--- START RECORDS PROVIDED ---

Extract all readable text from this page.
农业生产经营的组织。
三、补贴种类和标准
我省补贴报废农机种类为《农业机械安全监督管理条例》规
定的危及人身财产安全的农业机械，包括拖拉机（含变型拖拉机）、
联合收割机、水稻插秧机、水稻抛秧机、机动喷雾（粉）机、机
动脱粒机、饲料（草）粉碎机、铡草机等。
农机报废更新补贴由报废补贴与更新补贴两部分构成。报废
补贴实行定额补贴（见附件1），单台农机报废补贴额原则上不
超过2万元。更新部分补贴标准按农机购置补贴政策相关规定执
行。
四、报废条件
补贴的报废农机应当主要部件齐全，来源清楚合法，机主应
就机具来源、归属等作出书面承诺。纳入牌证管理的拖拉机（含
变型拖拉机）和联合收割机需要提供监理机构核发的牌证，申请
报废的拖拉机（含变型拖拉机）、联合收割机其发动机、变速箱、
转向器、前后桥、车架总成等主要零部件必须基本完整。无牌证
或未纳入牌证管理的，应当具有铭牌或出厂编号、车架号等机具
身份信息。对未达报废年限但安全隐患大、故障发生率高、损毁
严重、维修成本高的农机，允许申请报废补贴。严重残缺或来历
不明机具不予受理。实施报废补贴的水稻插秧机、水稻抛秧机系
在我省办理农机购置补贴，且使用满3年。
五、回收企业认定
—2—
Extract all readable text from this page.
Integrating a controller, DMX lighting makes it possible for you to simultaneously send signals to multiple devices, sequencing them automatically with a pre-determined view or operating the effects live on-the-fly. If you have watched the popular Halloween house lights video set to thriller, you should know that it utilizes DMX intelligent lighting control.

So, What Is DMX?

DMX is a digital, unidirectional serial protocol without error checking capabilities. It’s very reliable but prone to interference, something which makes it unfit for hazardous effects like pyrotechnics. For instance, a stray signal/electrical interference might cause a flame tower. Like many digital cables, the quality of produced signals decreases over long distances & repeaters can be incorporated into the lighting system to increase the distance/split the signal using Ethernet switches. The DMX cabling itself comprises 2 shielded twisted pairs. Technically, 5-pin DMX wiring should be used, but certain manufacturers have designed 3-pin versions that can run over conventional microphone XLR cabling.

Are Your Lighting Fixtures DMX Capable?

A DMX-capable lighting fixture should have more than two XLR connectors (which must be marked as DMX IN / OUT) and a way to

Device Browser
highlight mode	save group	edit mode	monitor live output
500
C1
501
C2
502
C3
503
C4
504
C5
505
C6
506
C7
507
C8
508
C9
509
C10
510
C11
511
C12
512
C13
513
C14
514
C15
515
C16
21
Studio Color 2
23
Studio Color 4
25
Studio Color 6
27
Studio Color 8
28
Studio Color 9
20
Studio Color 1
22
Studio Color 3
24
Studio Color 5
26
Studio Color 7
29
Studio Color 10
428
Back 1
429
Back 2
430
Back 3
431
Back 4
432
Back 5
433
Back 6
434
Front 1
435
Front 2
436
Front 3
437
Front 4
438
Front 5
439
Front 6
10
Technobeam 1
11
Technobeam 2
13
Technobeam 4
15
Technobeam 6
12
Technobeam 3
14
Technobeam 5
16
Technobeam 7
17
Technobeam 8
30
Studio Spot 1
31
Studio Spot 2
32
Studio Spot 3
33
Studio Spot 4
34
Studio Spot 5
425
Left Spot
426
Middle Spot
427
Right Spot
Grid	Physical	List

--- END RECORDS PROVIDED ---

Reproduce each entry from the records above, character for character.

Extract all readable text from this page.
农业生产经营的组织。
三、补贴种类和标准
我省补贴报废农机种类为《农业机械安全监督管理条例》规
定的危及人身财产安全的农业机械，包括拖拉机（含变型拖拉机）、
联合收割机、水稻插秧机、水稻抛秧机、机动喷雾（粉）机、机
动脱粒机、饲料（草）粉碎机、铡草机等。
农机报废更新补贴由报废补贴与更新补贴两部分构成。报废
补贴实行定额补贴（见附件1），单台农机报废补贴额原则上不
超过2万元。更新部分补贴标准按农机购置补贴政策相关规定执
行。
四、报废条件
补贴的报废农机应当主要部件齐全，来源清楚合法，机主应
就机具来源、归属等作出书面承诺。纳入牌证管理的拖拉机（含
变型拖拉机）和联合收割机需要提供监理机构核发的牌证，申请
报废的拖拉机（含变型拖拉机）、联合收割机其发动机、变速箱、
转向器、前后桥、车架总成等主要零部件必须基本完整。无牌证
或未纳入牌证管理的，应当具有铭牌或出厂编号、车架号等机具
身份信息。对未达报废年限但安全隐患大、故障发生率高、损毁
严重、维修成本高的农机，允许申请报废补贴。严重残缺或来历
不明机具不予受理。实施报废补贴的水稻插秧机、水稻抛秧机系
在我省办理农机购置补贴，且使用满3年。
五、回收企业认定
—2—
Extract all readable text from this page.
Integrating a controller, DMX lighting makes it possible for you to simultaneously send signals to multiple devices, sequencing them automatically with a pre-determined view or operating the effects live on-the-fly. If you have watched the popular Halloween house lights video set to thriller, you should know that it utilizes DMX intelligent lighting control.

So, What Is DMX?

DMX is a digital, unidirectional serial protocol without error checking capabilities. It’s very reliable but prone to interference, something which makes it unfit for hazardous effects like pyrotechnics. For instance, a stray signal/electrical interference might cause a flame tower. Like many digital cables, the quality of produced signals decreases over long distances & repeaters can be incorporated into the lighting system to increase the distance/split the signal using Ethernet switches. The DMX cabling itself comprises 2 shielded twisted pairs. Technically, 5-pin DMX wiring should be used, but certain manufacturers have designed 3-pin versions that can run over conventional microphone XLR cabling.

Are Your Lighting Fixtures DMX Capable?

A DMX-capable lighting fixture should have more than two XLR connectors (which must be marked as DMX IN / OUT) and a way to

Device Browser
highlight mode	save group	edit mode	monitor live output
500
C1
501
C2
502
C3
503
C4
504
C5
505
C6
506
C7
507
C8
508
C9
509
C10
510
C11
511
C12
512
C13
513
C14
514
C15
515
C16
21
Studio Color 2
23
Studio Color 4
25
Studio Color 6
27
Studio Color 8
28
Studio Color 9
20
Studio Color 1
22
Studio Color 3
24
Studio Color 5
26
Studio Color 7
29
Studio Color 10
428
Back 1
429
Back 2
430
Back 3
431
Back 4
432
Back 5
433
Back 6
434
Front 1
435
Front 2
436
Front 3
437
Front 4
438
Front 5
439
Front 6
10
Technobeam 1
11
Technobeam 2
13
Technobeam 4
15
Technobeam 6
12
Technobeam 3
14
Technobeam 5
16
Technobeam 7
17
Technobeam 8
30
Studio Spot 1
31
Studio Spot 2
32
Studio Spot 3
33
Studio Spot 4
34
Studio Spot 5
425
Left Spot
426
Middle Spot
427
Right Spot
Grid	Physical	List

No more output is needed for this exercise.